What the exercise asks ->
Set down the material below in full, matching it exactly.

Given entries ->
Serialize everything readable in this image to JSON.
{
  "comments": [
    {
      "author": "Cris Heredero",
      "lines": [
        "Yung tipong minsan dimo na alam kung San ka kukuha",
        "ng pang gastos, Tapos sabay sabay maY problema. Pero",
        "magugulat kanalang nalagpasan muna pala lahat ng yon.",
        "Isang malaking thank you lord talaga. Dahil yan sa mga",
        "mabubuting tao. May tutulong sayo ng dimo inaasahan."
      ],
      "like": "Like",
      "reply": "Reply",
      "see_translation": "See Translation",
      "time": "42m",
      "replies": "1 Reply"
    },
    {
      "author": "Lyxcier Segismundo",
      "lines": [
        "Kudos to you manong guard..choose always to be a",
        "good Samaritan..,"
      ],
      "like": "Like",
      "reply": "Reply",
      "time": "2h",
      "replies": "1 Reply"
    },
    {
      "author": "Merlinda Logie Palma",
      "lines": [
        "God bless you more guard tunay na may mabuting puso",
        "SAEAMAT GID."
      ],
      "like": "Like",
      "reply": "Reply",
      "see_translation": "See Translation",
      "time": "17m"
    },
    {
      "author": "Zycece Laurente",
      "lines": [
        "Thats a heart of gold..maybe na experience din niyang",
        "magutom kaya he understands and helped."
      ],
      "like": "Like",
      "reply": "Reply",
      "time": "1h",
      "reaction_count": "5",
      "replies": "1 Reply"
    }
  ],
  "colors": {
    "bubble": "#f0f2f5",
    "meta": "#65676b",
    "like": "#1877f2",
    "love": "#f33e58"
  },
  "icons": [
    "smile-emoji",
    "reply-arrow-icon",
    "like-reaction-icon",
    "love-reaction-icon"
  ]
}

Completed exercise ->
Serialize everything readable in this image to JSON.
{
  "comments": [
    {
      "author": "Cris Heredero",
      "lines": [
        "Yung tipong minsan dimo na alam kung San ka kukuha",
        "ng pang gastos, Tapos sabay sabay maY problema. Pero",
        "magugulat kanalang nalagpasan muna pala lahat ng yon.",
        "Isang malaking thank you lord talaga. Dahil yan sa mga",
        "mabubuting tao. May tutulong sayo ng dimo inaasahan."
      ],
      "like": "Like",
      "reply": "Reply",
      "see_translation": "See Translation",
      "time": "42m",
      "replies": "1 Reply"
    },
    {
      "author": "Lyxcier Segismundo",
      "lines": [
        "Kudos to you manong guard..choose always to be a",
        "good Samaritan..,"
      ],
      "like": "Like",
      "reply": "Reply",
      "time": "2h",
      "replies": "1 Reply"
    },
    {
      "author": "Merlinda Logie Palma",
      "lines": [
        "God bless you more guard tunay na may mabuting puso",
        "SAEAMAT GID."
      ],
      "like": "Like",
      "reply": "Reply",
      "see_translation": "See Translation",
      "time": "17m"
    },
    {
      "author": "Zycece Laurente",
      "lines": [
        "Thats a heart of gold..maybe na experience din niyang",
        "magutom kaya he understands and helped."
      ],
      "like": "Like",
      "reply": "Reply",
      "time": "1h",
      "reaction_count": "5",
      "replies": "1 Reply"
    }
  ],
  "colors": {
    "bubble": "#f0f2f5",
    "meta": "#65676b",
    "like": "#1877f2",
    "love": "#f33e58"
  },
  "icons": [
    "smile-emoji",
    "reply-arrow-icon",
    "like-reaction-icon",
    "love-reaction-icon"
  ]
}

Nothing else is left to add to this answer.